(EXERCISE AIM):
Can you find the lines of the listing that include "JSON" and copy every one?

──────────

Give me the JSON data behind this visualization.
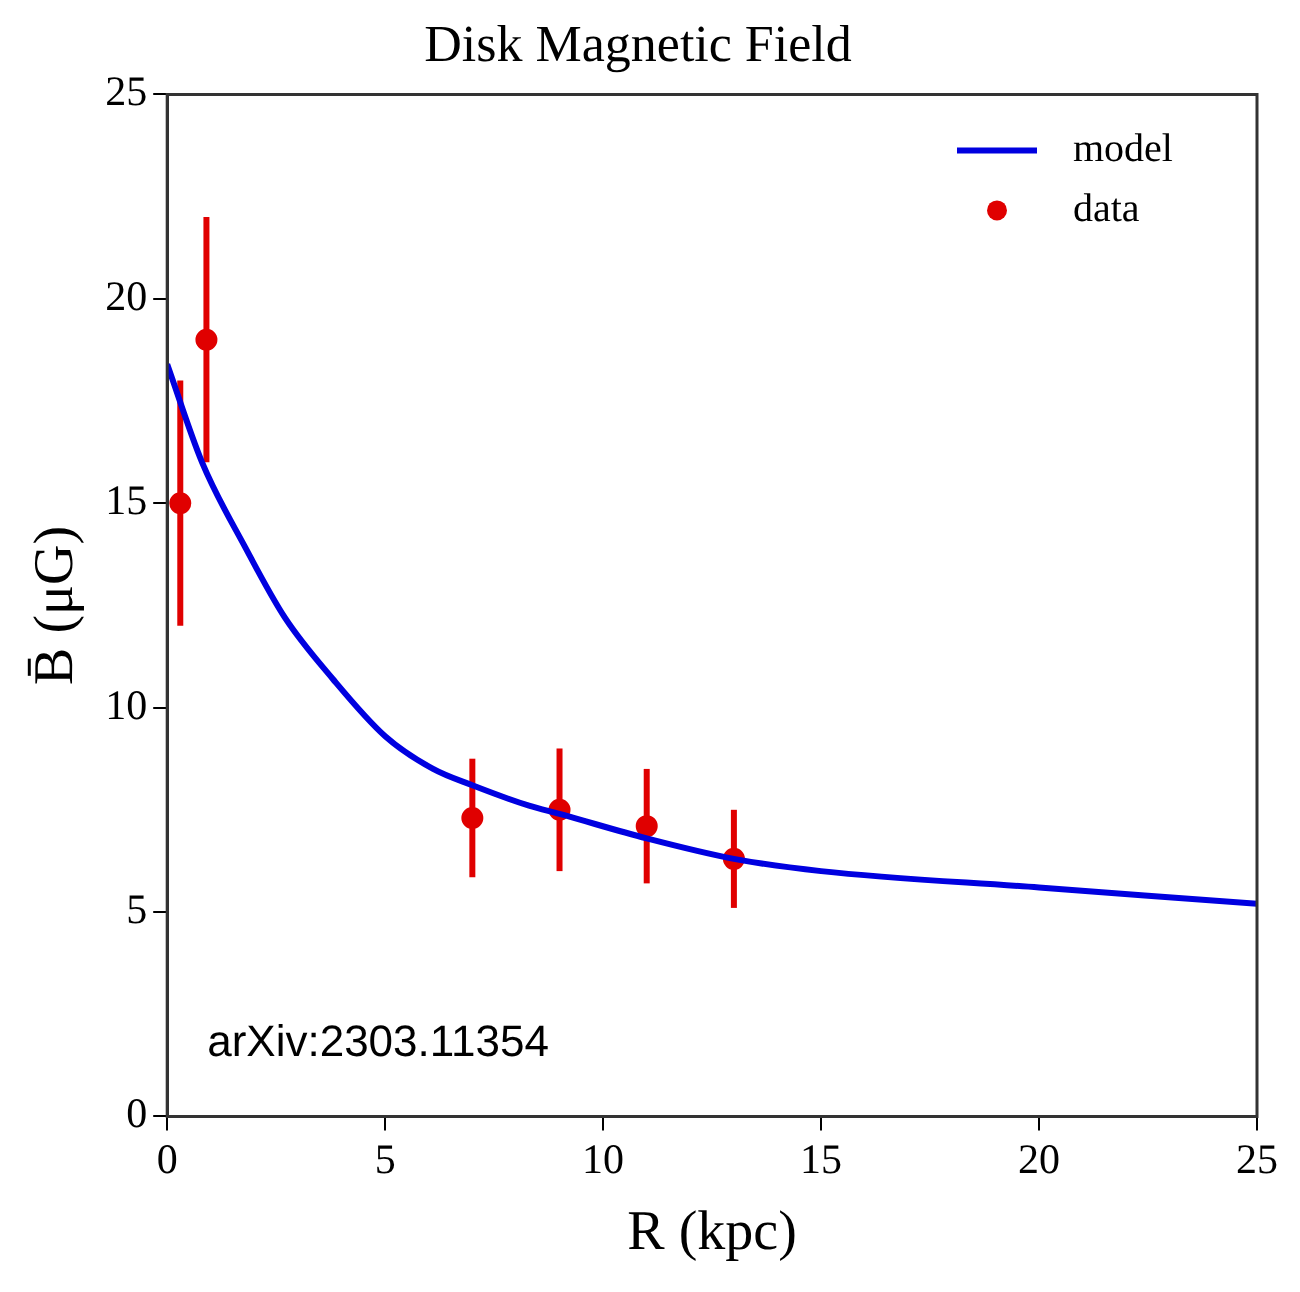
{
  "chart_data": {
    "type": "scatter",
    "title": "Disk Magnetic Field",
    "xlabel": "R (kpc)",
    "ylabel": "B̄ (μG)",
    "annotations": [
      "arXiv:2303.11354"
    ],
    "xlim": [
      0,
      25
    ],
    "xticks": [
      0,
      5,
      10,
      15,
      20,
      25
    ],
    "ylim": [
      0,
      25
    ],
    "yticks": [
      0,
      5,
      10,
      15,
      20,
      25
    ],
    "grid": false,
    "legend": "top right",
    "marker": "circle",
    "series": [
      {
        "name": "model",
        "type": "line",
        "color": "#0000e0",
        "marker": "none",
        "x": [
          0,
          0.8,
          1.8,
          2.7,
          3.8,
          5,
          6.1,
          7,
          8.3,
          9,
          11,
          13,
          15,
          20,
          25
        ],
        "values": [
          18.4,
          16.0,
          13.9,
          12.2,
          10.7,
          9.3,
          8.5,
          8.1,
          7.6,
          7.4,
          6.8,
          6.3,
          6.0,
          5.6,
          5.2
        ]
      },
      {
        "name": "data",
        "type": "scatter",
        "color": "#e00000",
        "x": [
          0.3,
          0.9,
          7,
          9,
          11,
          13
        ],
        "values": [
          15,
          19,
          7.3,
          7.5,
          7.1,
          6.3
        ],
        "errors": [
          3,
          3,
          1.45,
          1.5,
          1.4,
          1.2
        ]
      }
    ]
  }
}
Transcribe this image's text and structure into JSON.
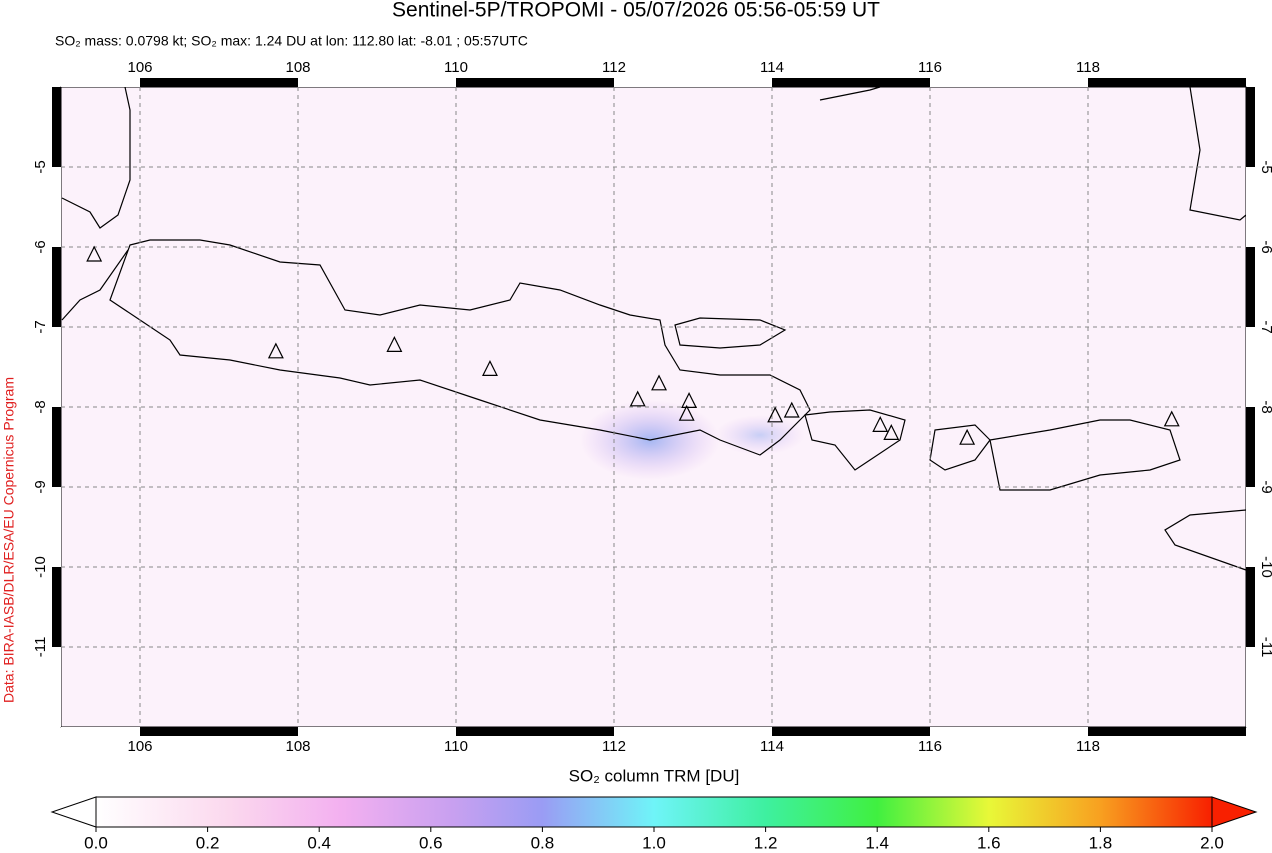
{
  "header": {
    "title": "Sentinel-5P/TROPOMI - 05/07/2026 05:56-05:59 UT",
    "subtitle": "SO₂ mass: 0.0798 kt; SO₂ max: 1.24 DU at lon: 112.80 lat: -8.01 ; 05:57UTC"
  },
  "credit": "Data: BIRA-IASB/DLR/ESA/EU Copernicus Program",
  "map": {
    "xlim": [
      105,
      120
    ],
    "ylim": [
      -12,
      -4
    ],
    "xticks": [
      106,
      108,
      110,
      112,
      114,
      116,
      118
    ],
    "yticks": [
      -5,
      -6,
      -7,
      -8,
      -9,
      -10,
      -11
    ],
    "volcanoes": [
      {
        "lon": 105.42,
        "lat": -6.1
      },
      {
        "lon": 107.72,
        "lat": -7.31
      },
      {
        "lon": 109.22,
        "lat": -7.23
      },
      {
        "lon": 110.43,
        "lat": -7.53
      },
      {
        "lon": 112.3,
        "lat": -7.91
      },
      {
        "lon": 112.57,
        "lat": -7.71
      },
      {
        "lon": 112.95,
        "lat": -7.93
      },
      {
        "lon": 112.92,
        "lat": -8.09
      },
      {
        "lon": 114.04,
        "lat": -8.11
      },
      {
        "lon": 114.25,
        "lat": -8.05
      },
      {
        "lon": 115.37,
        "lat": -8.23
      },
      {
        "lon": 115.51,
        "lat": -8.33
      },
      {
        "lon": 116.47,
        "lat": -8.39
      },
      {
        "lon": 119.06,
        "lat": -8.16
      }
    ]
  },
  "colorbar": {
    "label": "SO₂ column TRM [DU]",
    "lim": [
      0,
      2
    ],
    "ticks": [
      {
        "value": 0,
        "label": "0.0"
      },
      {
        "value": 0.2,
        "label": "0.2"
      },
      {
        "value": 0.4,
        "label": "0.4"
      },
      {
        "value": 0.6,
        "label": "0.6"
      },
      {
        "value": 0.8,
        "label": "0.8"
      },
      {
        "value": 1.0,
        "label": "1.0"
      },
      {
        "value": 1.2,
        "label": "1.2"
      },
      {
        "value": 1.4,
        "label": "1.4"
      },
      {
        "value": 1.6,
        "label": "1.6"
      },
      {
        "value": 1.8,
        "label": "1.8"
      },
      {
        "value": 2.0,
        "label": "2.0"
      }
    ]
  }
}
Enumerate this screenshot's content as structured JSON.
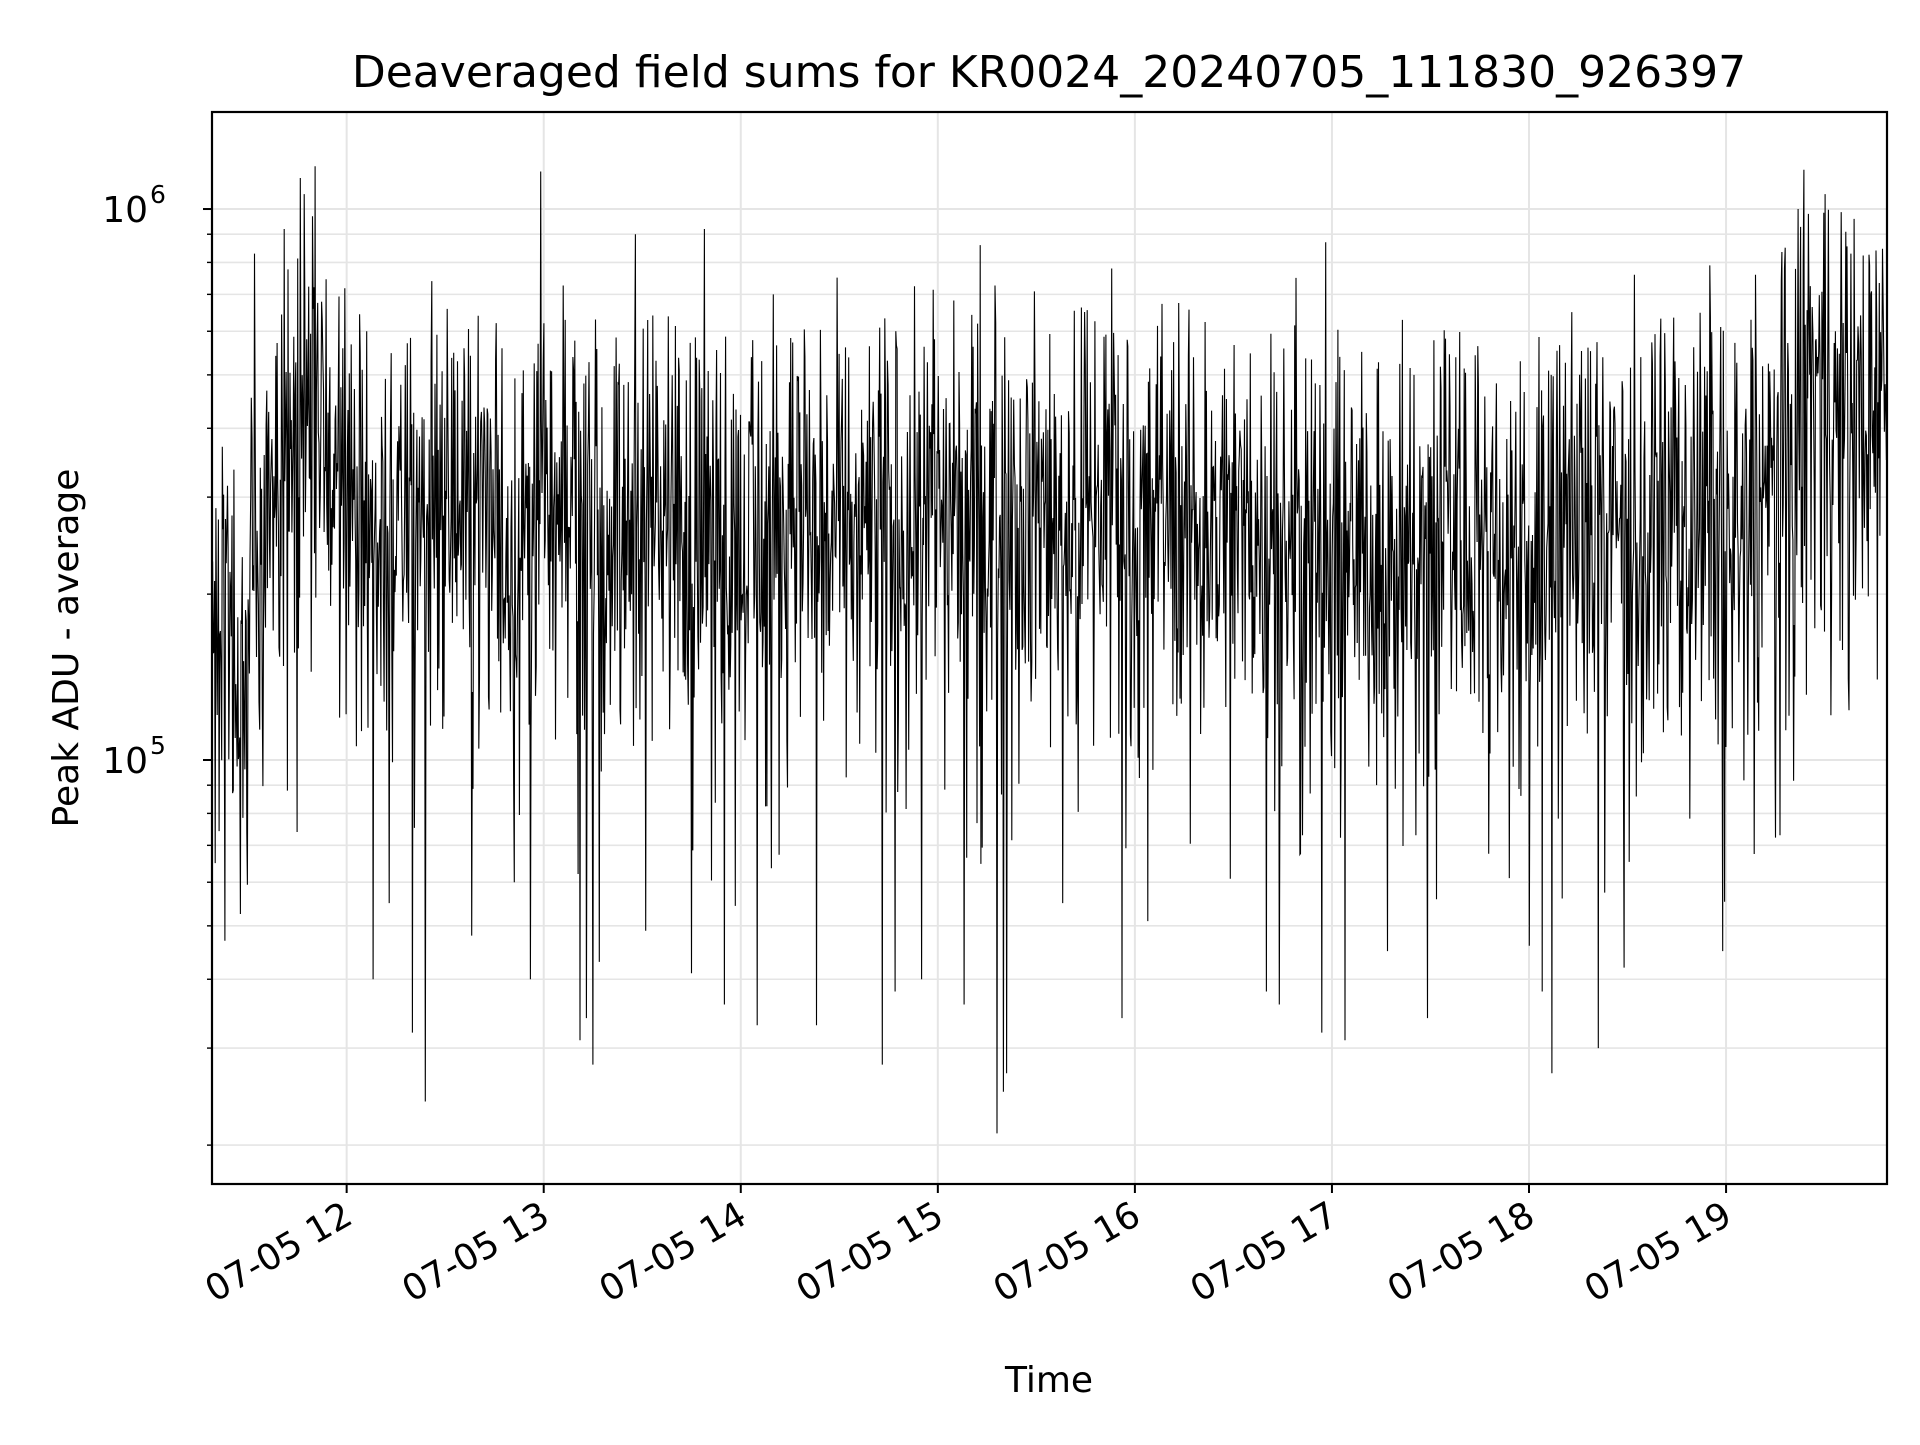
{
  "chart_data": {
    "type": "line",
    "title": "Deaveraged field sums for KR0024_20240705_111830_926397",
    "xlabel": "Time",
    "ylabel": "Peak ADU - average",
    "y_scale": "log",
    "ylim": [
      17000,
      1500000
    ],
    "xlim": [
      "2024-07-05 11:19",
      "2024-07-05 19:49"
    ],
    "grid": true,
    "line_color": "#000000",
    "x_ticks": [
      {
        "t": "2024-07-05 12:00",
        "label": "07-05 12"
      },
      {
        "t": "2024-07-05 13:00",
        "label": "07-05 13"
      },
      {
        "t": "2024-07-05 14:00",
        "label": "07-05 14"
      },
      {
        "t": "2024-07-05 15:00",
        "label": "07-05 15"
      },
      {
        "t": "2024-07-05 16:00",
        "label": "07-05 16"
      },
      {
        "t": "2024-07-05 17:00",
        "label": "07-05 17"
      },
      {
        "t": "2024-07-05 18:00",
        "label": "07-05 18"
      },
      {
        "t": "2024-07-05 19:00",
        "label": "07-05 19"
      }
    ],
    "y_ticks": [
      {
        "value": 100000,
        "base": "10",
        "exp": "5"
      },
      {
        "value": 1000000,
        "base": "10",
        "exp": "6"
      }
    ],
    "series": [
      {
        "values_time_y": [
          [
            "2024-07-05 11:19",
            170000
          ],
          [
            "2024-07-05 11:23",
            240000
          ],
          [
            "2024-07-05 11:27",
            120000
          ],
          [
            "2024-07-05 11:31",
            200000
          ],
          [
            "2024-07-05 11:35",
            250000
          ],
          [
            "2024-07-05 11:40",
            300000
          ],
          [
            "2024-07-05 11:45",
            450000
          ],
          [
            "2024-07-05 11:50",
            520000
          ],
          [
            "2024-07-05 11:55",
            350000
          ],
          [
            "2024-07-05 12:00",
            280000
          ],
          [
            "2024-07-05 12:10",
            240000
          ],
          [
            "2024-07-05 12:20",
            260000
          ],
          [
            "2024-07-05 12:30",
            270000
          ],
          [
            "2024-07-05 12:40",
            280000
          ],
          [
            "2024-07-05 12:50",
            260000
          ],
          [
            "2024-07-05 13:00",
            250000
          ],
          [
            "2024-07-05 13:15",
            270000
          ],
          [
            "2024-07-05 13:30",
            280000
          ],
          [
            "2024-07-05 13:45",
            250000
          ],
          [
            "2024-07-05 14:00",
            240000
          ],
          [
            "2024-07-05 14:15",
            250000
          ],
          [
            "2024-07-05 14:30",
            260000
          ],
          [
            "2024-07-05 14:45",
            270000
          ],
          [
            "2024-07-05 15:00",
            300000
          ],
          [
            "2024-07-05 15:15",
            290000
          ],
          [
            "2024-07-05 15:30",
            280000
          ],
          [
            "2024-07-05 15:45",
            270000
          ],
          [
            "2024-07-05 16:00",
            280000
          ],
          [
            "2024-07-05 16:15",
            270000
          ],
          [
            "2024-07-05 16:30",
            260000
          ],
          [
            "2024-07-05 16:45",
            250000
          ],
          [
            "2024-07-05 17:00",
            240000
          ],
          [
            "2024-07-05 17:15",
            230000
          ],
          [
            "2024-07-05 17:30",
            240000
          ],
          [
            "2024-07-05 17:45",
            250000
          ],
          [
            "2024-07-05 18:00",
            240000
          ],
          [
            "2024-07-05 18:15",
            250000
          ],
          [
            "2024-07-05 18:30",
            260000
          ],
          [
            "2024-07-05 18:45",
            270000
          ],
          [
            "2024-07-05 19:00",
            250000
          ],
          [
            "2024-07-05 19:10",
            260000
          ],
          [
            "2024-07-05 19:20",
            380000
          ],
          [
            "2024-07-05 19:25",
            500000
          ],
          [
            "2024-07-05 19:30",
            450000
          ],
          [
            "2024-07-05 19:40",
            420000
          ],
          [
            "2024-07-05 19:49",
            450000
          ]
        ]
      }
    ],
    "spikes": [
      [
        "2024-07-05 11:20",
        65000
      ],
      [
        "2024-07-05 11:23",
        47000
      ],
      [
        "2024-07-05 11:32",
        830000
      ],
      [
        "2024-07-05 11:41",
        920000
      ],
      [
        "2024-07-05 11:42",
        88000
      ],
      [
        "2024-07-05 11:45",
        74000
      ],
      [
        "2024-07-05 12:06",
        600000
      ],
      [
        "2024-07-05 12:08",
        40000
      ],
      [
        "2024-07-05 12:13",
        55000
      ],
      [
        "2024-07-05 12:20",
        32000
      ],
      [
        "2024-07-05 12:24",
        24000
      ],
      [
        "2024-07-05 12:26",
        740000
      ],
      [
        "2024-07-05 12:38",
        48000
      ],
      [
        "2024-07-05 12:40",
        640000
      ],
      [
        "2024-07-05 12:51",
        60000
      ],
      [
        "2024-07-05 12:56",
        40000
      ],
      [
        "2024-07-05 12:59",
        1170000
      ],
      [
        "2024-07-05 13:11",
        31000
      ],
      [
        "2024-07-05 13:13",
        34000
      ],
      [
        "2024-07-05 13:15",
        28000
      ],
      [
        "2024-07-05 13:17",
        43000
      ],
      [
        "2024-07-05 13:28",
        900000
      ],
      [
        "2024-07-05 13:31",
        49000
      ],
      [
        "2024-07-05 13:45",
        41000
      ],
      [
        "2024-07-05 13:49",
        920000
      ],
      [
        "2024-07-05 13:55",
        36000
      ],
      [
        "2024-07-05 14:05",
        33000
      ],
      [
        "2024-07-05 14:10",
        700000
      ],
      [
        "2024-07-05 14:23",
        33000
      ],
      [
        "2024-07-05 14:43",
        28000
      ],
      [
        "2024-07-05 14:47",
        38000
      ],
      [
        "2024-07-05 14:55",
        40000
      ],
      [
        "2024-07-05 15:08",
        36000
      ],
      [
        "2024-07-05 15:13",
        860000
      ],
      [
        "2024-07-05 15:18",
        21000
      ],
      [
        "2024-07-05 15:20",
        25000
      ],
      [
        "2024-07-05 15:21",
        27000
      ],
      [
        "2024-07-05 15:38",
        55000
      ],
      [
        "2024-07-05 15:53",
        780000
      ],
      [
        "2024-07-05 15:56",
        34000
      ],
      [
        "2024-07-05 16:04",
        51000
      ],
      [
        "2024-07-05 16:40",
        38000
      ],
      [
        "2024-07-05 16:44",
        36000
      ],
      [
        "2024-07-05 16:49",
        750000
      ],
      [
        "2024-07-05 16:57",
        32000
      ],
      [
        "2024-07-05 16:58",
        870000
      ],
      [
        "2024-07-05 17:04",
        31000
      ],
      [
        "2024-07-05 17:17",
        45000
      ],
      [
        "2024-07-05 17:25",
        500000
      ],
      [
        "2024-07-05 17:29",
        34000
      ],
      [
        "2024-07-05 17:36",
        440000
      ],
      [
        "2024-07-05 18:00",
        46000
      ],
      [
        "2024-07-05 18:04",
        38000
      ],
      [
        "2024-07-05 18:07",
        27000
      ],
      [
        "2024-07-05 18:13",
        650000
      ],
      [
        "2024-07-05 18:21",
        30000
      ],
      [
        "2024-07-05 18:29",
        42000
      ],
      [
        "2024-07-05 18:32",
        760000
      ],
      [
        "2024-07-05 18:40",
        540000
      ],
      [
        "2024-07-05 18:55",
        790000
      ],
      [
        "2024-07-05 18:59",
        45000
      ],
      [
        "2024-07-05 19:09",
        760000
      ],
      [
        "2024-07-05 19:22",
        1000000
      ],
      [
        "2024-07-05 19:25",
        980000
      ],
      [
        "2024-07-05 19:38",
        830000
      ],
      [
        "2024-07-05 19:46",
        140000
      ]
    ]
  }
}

──────────

(FINISHED ANSWER):
Give me the JSON data behind this visualization.
Transcribe this image's text and structure into JSON.
Enumerate this screenshot's content as structured JSON.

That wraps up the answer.